Do this
Reproduce each line exactly. Skip none.

(Source data)
---+---
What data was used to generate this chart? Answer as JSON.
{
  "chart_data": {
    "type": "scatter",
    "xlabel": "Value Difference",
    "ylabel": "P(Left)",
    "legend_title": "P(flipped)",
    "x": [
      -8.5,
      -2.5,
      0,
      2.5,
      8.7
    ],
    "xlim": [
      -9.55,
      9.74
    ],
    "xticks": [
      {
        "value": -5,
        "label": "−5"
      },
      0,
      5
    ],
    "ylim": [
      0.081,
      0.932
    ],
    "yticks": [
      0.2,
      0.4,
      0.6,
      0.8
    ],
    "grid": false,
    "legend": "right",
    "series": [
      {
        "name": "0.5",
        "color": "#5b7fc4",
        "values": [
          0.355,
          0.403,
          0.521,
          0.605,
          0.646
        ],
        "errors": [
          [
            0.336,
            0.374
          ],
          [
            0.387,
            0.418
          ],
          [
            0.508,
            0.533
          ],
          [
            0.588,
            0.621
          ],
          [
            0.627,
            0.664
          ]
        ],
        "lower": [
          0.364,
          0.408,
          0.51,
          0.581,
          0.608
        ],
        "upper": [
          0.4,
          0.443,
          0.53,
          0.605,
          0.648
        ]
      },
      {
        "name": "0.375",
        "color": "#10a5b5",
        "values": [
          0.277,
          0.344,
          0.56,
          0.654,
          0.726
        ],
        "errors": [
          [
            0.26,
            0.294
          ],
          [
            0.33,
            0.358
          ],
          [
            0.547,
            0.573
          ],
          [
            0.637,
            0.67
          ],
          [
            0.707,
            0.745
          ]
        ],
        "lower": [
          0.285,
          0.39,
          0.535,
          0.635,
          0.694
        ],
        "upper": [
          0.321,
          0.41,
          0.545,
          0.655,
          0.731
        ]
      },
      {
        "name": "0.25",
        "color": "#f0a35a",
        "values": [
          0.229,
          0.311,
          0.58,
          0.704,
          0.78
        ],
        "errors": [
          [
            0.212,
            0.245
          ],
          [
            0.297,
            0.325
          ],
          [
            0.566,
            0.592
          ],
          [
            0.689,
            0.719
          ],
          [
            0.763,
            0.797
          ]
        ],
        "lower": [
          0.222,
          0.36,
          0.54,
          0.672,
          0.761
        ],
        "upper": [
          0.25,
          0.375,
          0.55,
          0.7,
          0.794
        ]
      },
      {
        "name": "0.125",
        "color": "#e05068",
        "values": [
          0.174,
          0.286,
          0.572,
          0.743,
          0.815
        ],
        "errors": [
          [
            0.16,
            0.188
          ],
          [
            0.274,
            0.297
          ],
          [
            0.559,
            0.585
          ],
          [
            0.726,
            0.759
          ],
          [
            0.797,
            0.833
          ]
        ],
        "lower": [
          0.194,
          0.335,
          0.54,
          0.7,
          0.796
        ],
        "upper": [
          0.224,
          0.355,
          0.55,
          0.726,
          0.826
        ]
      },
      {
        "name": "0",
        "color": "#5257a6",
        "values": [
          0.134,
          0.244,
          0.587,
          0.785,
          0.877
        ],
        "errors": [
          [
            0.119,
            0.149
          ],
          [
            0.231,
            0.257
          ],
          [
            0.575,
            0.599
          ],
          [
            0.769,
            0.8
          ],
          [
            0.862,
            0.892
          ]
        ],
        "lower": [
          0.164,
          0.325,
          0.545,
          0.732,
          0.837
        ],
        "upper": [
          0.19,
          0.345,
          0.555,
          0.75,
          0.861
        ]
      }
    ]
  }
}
---+---
Response to the task
What data was used to generate this chart? Answer as JSON.
{
  "chart_data": {
    "type": "scatter",
    "xlabel": "Value Difference",
    "ylabel": "P(Left)",
    "legend_title": "P(flipped)",
    "x": [
      -8.5,
      -2.5,
      0,
      2.5,
      8.7
    ],
    "xlim": [
      -9.55,
      9.74
    ],
    "xticks": [
      {
        "value": -5,
        "label": "−5"
      },
      0,
      5
    ],
    "ylim": [
      0.081,
      0.932
    ],
    "yticks": [
      0.2,
      0.4,
      0.6,
      0.8
    ],
    "grid": false,
    "legend": "right",
    "series": [
      {
        "name": "0.5",
        "color": "#5b7fc4",
        "values": [
          0.355,
          0.403,
          0.521,
          0.605,
          0.646
        ],
        "errors": [
          [
            0.336,
            0.374
          ],
          [
            0.387,
            0.418
          ],
          [
            0.508,
            0.533
          ],
          [
            0.588,
            0.621
          ],
          [
            0.627,
            0.664
          ]
        ],
        "lower": [
          0.364,
          0.408,
          0.51,
          0.581,
          0.608
        ],
        "upper": [
          0.4,
          0.443,
          0.53,
          0.605,
          0.648
        ]
      },
      {
        "name": "0.375",
        "color": "#10a5b5",
        "values": [
          0.277,
          0.344,
          0.56,
          0.654,
          0.726
        ],
        "errors": [
          [
            0.26,
            0.294
          ],
          [
            0.33,
            0.358
          ],
          [
            0.547,
            0.573
          ],
          [
            0.637,
            0.67
          ],
          [
            0.707,
            0.745
          ]
        ],
        "lower": [
          0.285,
          0.39,
          0.535,
          0.635,
          0.694
        ],
        "upper": [
          0.321,
          0.41,
          0.545,
          0.655,
          0.731
        ]
      },
      {
        "name": "0.25",
        "color": "#f0a35a",
        "values": [
          0.229,
          0.311,
          0.58,
          0.704,
          0.78
        ],
        "errors": [
          [
            0.212,
            0.245
          ],
          [
            0.297,
            0.325
          ],
          [
            0.566,
            0.592
          ],
          [
            0.689,
            0.719
          ],
          [
            0.763,
            0.797
          ]
        ],
        "lower": [
          0.222,
          0.36,
          0.54,
          0.672,
          0.761
        ],
        "upper": [
          0.25,
          0.375,
          0.55,
          0.7,
          0.794
        ]
      },
      {
        "name": "0.125",
        "color": "#e05068",
        "values": [
          0.174,
          0.286,
          0.572,
          0.743,
          0.815
        ],
        "errors": [
          [
            0.16,
            0.188
          ],
          [
            0.274,
            0.297
          ],
          [
            0.559,
            0.585
          ],
          [
            0.726,
            0.759
          ],
          [
            0.797,
            0.833
          ]
        ],
        "lower": [
          0.194,
          0.335,
          0.54,
          0.7,
          0.796
        ],
        "upper": [
          0.224,
          0.355,
          0.55,
          0.726,
          0.826
        ]
      },
      {
        "name": "0",
        "color": "#5257a6",
        "values": [
          0.134,
          0.244,
          0.587,
          0.785,
          0.877
        ],
        "errors": [
          [
            0.119,
            0.149
          ],
          [
            0.231,
            0.257
          ],
          [
            0.575,
            0.599
          ],
          [
            0.769,
            0.8
          ],
          [
            0.862,
            0.892
          ]
        ],
        "lower": [
          0.164,
          0.325,
          0.545,
          0.732,
          0.837
        ],
        "upper": [
          0.19,
          0.345,
          0.555,
          0.75,
          0.861
        ]
      }
    ]
  }
}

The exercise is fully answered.